## TASK STATEMENT
Sift the listing for lines that hold the string "Switch" and pull them out.

Extracted records
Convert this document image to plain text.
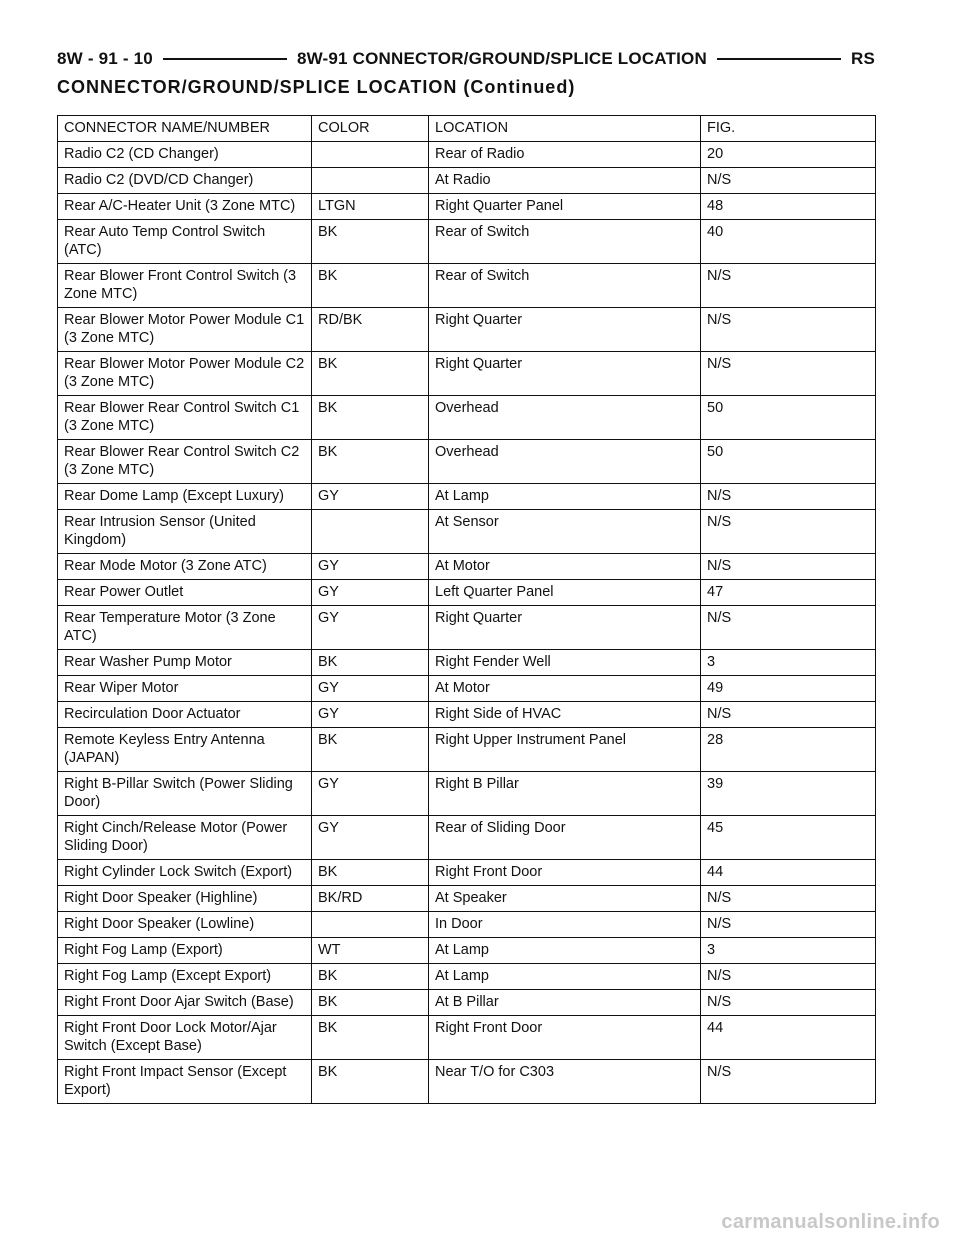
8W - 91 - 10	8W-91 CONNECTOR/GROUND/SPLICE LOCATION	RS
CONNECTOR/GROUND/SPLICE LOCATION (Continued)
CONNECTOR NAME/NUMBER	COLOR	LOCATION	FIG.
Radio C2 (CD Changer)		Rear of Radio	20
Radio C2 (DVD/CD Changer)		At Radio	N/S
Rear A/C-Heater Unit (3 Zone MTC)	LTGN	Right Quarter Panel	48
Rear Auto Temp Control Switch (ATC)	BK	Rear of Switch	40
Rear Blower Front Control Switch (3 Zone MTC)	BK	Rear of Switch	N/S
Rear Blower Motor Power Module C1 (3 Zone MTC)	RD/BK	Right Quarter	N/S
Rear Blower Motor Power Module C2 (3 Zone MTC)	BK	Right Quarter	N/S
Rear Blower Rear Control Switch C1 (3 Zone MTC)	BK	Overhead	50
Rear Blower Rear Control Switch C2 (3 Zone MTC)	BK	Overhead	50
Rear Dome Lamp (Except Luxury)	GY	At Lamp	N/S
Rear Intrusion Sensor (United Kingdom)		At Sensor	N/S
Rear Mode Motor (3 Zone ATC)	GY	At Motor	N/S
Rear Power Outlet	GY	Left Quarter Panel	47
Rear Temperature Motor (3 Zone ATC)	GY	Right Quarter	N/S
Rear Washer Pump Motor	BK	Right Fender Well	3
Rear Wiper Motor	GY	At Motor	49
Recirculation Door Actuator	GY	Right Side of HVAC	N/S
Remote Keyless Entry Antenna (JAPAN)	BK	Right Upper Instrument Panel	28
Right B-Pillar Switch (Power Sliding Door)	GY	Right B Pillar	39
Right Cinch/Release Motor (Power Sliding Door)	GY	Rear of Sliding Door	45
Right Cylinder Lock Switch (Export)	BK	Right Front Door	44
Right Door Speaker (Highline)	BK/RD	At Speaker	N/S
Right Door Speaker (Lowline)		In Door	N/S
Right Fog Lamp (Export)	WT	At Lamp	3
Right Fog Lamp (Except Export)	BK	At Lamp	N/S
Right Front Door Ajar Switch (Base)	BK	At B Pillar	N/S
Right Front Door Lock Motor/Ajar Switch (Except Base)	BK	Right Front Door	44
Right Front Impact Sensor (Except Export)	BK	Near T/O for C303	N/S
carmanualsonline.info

## RIGHT ANSWER
Rear Auto Temp Control Switch (ATC)	BK	Rear of Switch	40
Rear Blower Front Control Switch (3 Zone MTC)	BK	Rear of Switch	N/S
Rear Blower Rear Control Switch C1 (3 Zone MTC)	BK	Overhead	50
Rear Blower Rear Control Switch C2 (3 Zone MTC)	BK	Overhead	50
Right B-Pillar Switch (Power Sliding Door)	GY	Right B Pillar	39
Right Cylinder Lock Switch (Export)	BK	Right Front Door	44
Right Front Door Ajar Switch (Base)	BK	At B Pillar	N/S
Right Front Door Lock Motor/Ajar Switch (Except Base)	BK	Right Front Door	44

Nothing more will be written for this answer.